The Curious Programmer

Demystifying OAuth

Authentication and authorization are critical parts of most web applications today. As a web developer, you need to understand how to properly implement and use standards like OAuth 2.0 to secure your applications. In this post, we’ll demystify these technologies and show how to put them into practice.

What is OAuth 2.0?

OAuth 2.0 is an authorization framework that enables applications to obtain limited access to user accounts on an HTTP service, such as Facebook, GitHub, and DigitalOcean. It works by delegating user authentication to the service that hosts the user account, and authorizing third-party applications to access the user account.

Here’s a quick overview of how OAuth 2.0 works:

  1. The user tries to log in to the client app using OAuth.
  2. The client app redirects the user to the authorization server to log in.
  3. The user logs in and authorizes the client app.
  4. The authorization server issues an access token to the client app.
  5. The client app uses the access token to access the user’s account on the resource server.
  6. The resource server validates the token and responds with requested data.

The core concepts in OAuth 2.0 include:

  • Authorization server – The service that authenticates the user, issues access tokens, and returns information about the token. For example, Facebook’s authorization server.
  • Resource server – The API server that hosts the protected user data and resources. For example, Facebook’s Graph API.
  • Client – The untrusted third-party application that wants to access the user’s data.

TASK OBJECTIVE
Sum up the OAuth post in two sentences.

RAW RECORDS

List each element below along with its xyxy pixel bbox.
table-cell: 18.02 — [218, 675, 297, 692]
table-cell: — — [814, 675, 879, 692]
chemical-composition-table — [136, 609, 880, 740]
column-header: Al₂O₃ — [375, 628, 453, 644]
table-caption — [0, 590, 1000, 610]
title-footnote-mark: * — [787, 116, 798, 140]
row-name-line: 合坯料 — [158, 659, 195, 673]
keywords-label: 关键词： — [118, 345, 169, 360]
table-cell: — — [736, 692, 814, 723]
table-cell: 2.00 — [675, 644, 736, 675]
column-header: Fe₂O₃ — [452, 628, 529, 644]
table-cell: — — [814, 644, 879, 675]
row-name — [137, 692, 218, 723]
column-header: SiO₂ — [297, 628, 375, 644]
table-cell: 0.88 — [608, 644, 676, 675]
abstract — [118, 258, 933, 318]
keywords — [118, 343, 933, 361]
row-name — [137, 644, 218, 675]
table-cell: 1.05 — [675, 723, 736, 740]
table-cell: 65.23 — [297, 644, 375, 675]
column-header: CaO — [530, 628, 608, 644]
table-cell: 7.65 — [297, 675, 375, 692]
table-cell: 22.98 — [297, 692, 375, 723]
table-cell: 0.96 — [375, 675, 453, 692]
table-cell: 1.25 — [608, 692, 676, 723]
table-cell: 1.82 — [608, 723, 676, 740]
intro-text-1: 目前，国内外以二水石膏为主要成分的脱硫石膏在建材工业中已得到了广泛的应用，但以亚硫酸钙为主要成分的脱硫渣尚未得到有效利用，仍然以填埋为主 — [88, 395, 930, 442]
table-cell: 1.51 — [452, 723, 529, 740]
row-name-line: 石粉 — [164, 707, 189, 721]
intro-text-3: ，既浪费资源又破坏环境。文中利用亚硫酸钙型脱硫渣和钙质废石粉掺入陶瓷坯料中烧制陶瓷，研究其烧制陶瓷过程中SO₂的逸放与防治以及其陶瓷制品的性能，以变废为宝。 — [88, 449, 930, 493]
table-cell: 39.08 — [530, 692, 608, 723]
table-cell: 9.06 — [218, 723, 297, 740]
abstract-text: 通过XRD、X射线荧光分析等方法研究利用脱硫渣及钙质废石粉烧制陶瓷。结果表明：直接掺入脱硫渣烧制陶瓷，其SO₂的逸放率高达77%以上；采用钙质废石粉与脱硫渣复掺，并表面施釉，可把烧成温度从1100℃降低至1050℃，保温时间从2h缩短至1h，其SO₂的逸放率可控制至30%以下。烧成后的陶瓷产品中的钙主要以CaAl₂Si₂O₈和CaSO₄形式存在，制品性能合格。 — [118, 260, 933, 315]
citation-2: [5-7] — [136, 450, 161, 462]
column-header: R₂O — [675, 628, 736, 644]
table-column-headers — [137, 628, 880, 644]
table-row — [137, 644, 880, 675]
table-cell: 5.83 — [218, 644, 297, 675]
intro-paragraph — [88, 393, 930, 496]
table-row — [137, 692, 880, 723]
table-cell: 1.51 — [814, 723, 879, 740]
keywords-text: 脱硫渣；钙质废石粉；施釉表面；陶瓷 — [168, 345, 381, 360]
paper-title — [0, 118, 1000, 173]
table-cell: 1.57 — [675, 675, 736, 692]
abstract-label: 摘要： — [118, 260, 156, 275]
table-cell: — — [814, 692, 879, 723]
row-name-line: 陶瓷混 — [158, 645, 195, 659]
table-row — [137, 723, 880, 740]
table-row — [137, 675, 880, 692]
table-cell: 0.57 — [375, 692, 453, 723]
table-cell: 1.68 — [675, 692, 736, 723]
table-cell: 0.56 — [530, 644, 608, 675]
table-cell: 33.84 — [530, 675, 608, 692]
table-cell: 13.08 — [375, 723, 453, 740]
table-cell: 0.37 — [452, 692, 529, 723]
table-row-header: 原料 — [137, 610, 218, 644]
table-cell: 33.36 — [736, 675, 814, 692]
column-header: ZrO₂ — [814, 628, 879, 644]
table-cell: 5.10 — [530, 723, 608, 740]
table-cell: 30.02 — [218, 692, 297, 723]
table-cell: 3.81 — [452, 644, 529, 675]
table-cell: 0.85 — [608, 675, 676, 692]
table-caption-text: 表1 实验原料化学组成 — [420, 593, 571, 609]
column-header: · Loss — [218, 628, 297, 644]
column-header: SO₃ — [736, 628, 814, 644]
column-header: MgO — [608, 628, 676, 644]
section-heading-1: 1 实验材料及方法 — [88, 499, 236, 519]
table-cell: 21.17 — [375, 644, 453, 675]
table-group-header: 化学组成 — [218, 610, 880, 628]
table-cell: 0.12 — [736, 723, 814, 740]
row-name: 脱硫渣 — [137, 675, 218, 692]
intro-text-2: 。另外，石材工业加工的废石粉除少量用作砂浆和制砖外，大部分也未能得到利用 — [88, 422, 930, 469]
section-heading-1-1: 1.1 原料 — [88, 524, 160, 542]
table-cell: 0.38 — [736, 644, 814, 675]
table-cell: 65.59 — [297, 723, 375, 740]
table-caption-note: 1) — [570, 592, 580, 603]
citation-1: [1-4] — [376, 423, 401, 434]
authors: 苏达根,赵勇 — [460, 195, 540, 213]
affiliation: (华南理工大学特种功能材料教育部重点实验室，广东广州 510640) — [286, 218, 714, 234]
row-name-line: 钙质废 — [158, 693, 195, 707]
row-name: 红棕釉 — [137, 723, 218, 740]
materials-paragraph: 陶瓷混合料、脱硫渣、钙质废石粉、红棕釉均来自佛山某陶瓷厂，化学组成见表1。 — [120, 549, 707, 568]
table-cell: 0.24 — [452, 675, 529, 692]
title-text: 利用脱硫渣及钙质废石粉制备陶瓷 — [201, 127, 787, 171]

THE SOLUTION
OAuth 2.0 is an authorization framework that lets applications get limited access to user accounts on an HTTP service. The user logs in and gives approval on the authorization server, which gives the client app an access token; the app then uses that token to reach the user's data on the resource server, which checks the token before sending the data.